* GIVEN EXERCISE:
Using the listing below, copy every line that mentions "обоями".

--- Begin RECORDS FOR THIS EXERCISE ---

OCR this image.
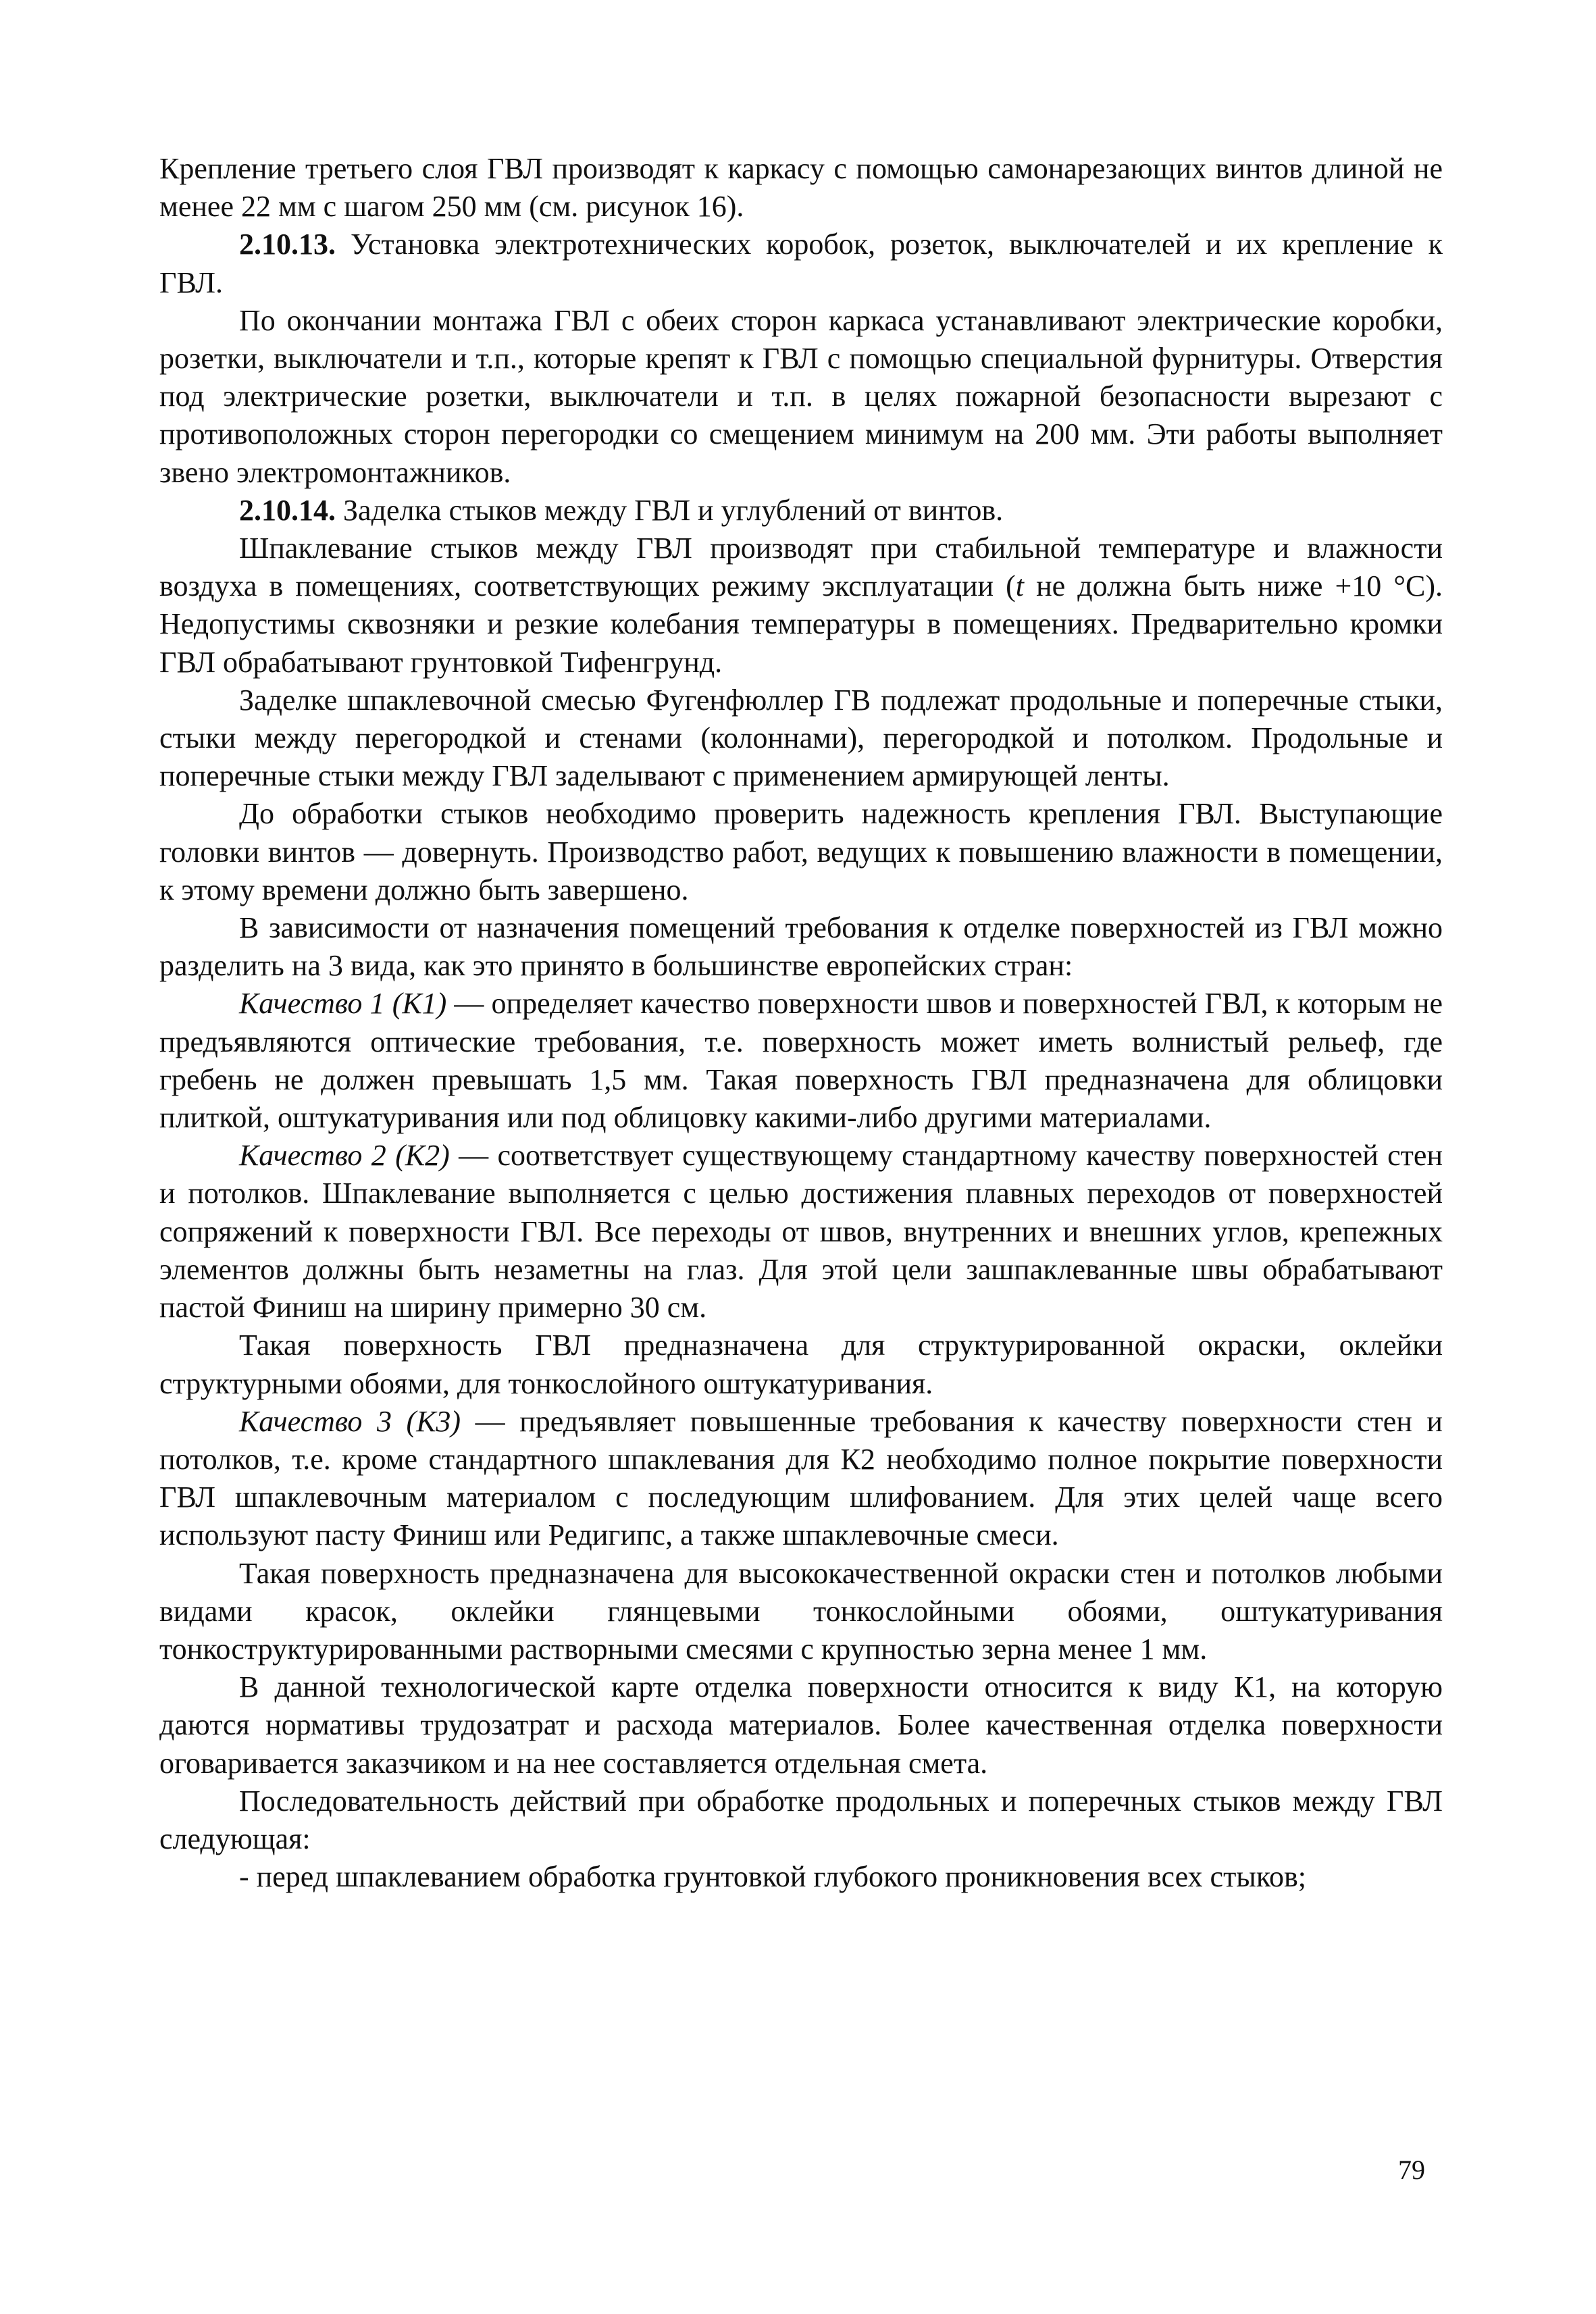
Крепление третьего слоя ГВЛ производят к каркасу с помощью самонарезающих винтов длиной не менее 22 мм с шагом 250 мм (см. рисунок 16).

2.10.13. Установка электротехнических коробок, розеток, выключателей и их крепление к ГВЛ.

По окончании монтажа ГВЛ с обеих сторон каркаса устанавливают электрические коробки, розетки, выключатели и т.п., которые крепят к ГВЛ с помощью специальной фурнитуры. Отверстия под электрические розетки, выключатели и т.п. в целях пожарной безопасности вырезают с противоположных сторон перегородки со смещением минимум на 200 мм. Эти работы выполняет звено электромонтажников.

2.10.14. Заделка стыков между ГВЛ и углублений от винтов.

Шпаклевание стыков между ГВЛ производят при стабильной температуре и влажности воздуха в помещениях, соответствующих режиму эксплуатации (t не должна быть ниже +10 °С). Недопустимы сквозняки и резкие колебания температуры в помещениях. Предварительно кромки ГВЛ обрабатывают грунтовкой Тифенгрунд.

Заделке шпаклевочной смесью Фугенфюллер ГВ подлежат продольные и поперечные стыки, стыки между перегородкой и стенами (колоннами), перегородкой и потолком. Продольные и поперечные стыки между ГВЛ заделывают с применением армирующей ленты.

До обработки стыков необходимо проверить надежность крепления ГВЛ. Выступающие головки винтов — довернуть. Производство работ, ведущих к повышению влажности в помещении, к этому времени должно быть завершено.

В зависимости от назначения помещений требования к отделке поверхностей из ГВЛ можно разделить на 3 вида, как это принято в большинстве европейских стран:

Качество 1 (К1) — определяет качество поверхности швов и поверхностей ГВЛ, к которым не предъявляются оптические требования, т.е. поверхность может иметь волнистый рельеф, где гребень не должен превышать 1,5 мм. Такая поверхность ГВЛ предназначена для облицовки плиткой, оштукатуривания или под облицовку какими-либо другими материалами.

Качество 2 (К2) — соответствует существующему стандартному качеству поверхностей стен и потолков. Шпаклевание выполняется с целью достижения плавных переходов от поверхностей сопряжений к поверхности ГВЛ. Все переходы от швов, внутренних и внешних углов, крепежных элементов должны быть незаметны на глаз. Для этой цели зашпаклеванные швы обрабатывают пастой Финиш на ширину примерно 30 см.

Такая поверхность ГВЛ предназначена для структурированной окраски, оклейки структурными обоями, для тонкослойного оштукатуривания.

Качество 3 (К3) — предъявляет повышенные требования к качеству поверхности стен и потолков, т.е. кроме стандартного шпаклевания для К2 необходимо полное покрытие поверхности ГВЛ шпаклевочным материалом с последующим шлифованием. Для этих целей чаще всего используют пасту Финиш или Редигипс, а также шпаклевочные смеси.

Такая поверхность предназначена для высококачественной окраски стен и потолков любыми видами красок, оклейки глянцевыми тонкослойными обоями, оштукатуривания тонкоструктурированными растворными смесями с крупностью зерна менее 1 мм.

В данной технологической карте отделка поверхности относится к виду К1, на которую даются нормативы трудозатрат и расхода материалов. Более качественная отделка поверхности оговаривается заказчиком и на нее составляется отдельная смета.

Последовательность действий при обработке продольных и поперечных стыков между ГВЛ следующая:

- перед шпаклеванием обработка грунтовкой глубокого проникновения всех стыков;

79
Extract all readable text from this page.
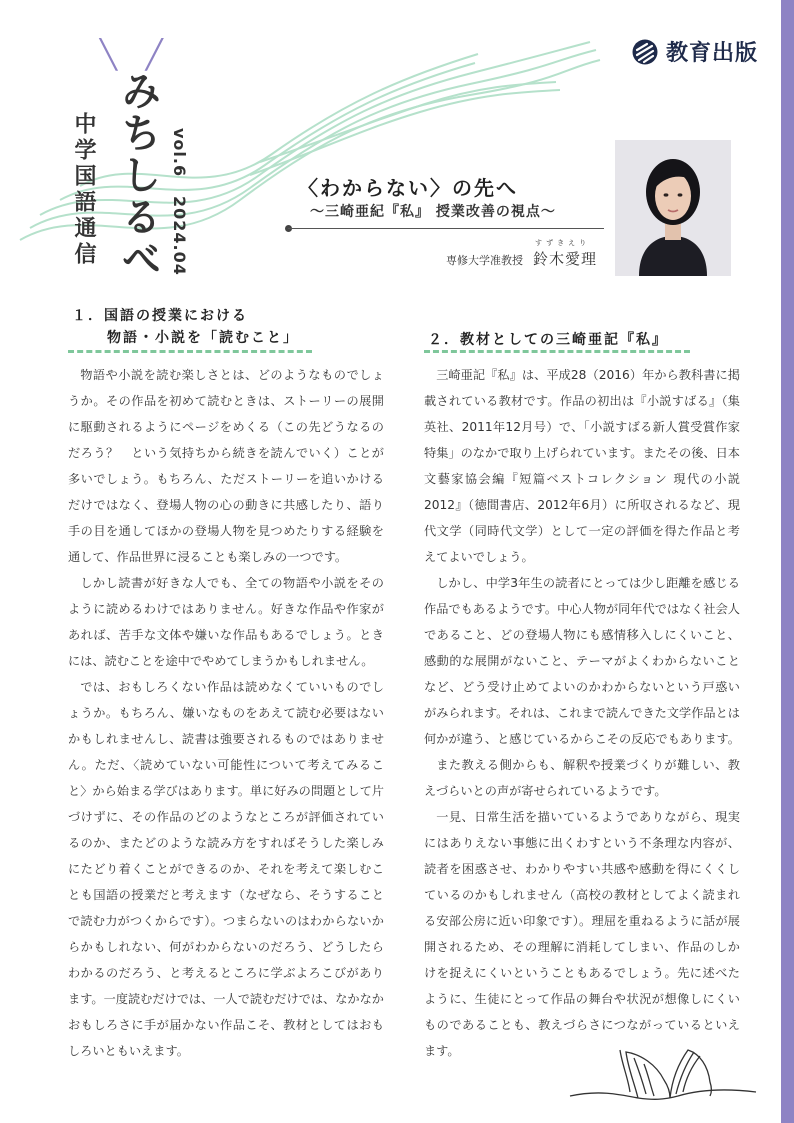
╲ ╱
みちしるべ
中学国語通信	vol.6 2024.04
教育出版
〈わからない〉の先へ
〜三崎亜紀『私』 授業改善の視点〜
専修大学准教授
すずきえり
鈴木愛理
１．国語の授業における
物語・小説を「読むこと」	２．教材としての三崎亜記『私』

物語や小説を読む楽しさとは、どのようなものでしょうか。その作品を初めて読むときは、ストーリーの展開に駆動されるようにページをめくる（この先どうなるのだろう？　という気持ちから続きを読んでいく）ことが多いでしょう。もちろん、ただストーリーを追いかけるだけではなく、登場人物の心の動きに共感したり、語り手の目を通してほかの登場人物を見つめたりする経験を通して、作品世界に浸ることも楽しみの一つです。

しかし読書が好きな人でも、全ての物語や小説をそのように読めるわけではありません。好きな作品や作家があれば、苦手な文体や嫌いな作品もあるでしょう。ときには、読むことを途中でやめてしまうかもしれません。

では、おもしろくない作品は読めなくていいものでしょうか。もちろん、嫌いなものをあえて読む必要はないかもしれませんし、読書は強要されるものではありません。ただ、〈読めていない可能性について考えてみること〉から始まる学びはあります。単に好みの問題として片づけずに、その作品のどのようなところが評価されているのか、またどのような読み方をすればそうした楽しみにたどり着くことができるのか、それを考えて楽しむことも国語の授業だと考えます（なぜなら、そうすることで読む力がつくからです）。つまらないのはわからないからかもしれない、何がわからないのだろう、どうしたらわかるのだろう、と考えるところに学ぶよろこびがあります。一度読むだけでは、一人で読むだけでは、なかなかおもしろさに手が届かない作品こそ、教材としてはおもしろいともいえます。

三崎亜記『私』は、平成28（2016）年から教科書に掲載されている教材です。作品の初出は『小説すばる』（集英社、2011年12月号）で、「小説すばる新人賞受賞作家特集」のなかで取り上げられています。またその後、日本文藝家協会編『短篇ベストコレクション 現代の小説 2012』（徳間書店、2012年6月）に所収されるなど、現代文学（同時代文学）として一定の評価を得た作品と考えてよいでしょう。

しかし、中学3年生の読者にとっては少し距離を感じる作品でもあるようです。中心人物が同年代ではなく社会人であること、どの登場人物にも感情移入しにくいこと、感動的な展開がないこと、テーマがよくわからないことなど、どう受け止めてよいのかわからないという戸惑いがみられます。それは、これまで読んできた文学作品とは何かが違う、と感じているからこその反応でもあります。

また教える側からも、解釈や授業づくりが難しい、教えづらいとの声が寄せられているようです。

一見、日常生活を描いているようでありながら、現実にはありえない事態に出くわすという不条理な内容が、読者を困惑させ、わかりやすい共感や感動を得にくくしているのかもしれません（高校の教材としてよく読まれる安部公房に近い印象です）。理屈を重ねるように話が展開されるため、その理解に消耗してしまい、作品のしかけを捉えにくいということもあるでしょう。先に述べたように、生徒にとって作品の舞台や状況が想像しにくいものであることも、教えづらさにつながっているといえます。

--- End RECORDS FOR THIS EXERCISE ---

* REPLY:
Такая поверхность ГВЛ предназначена для структурированной окраски, оклейки структурными обоями, для тонкослойного оштукатуривания.
Такая поверхность предназначена для высококачественной окраски стен и потолков любыми видами красок, оклейки глянцевыми тонкослойными обоями, оштукатуривания тонкоструктурированными растворными смесями с крупностью зерна менее 1 мм.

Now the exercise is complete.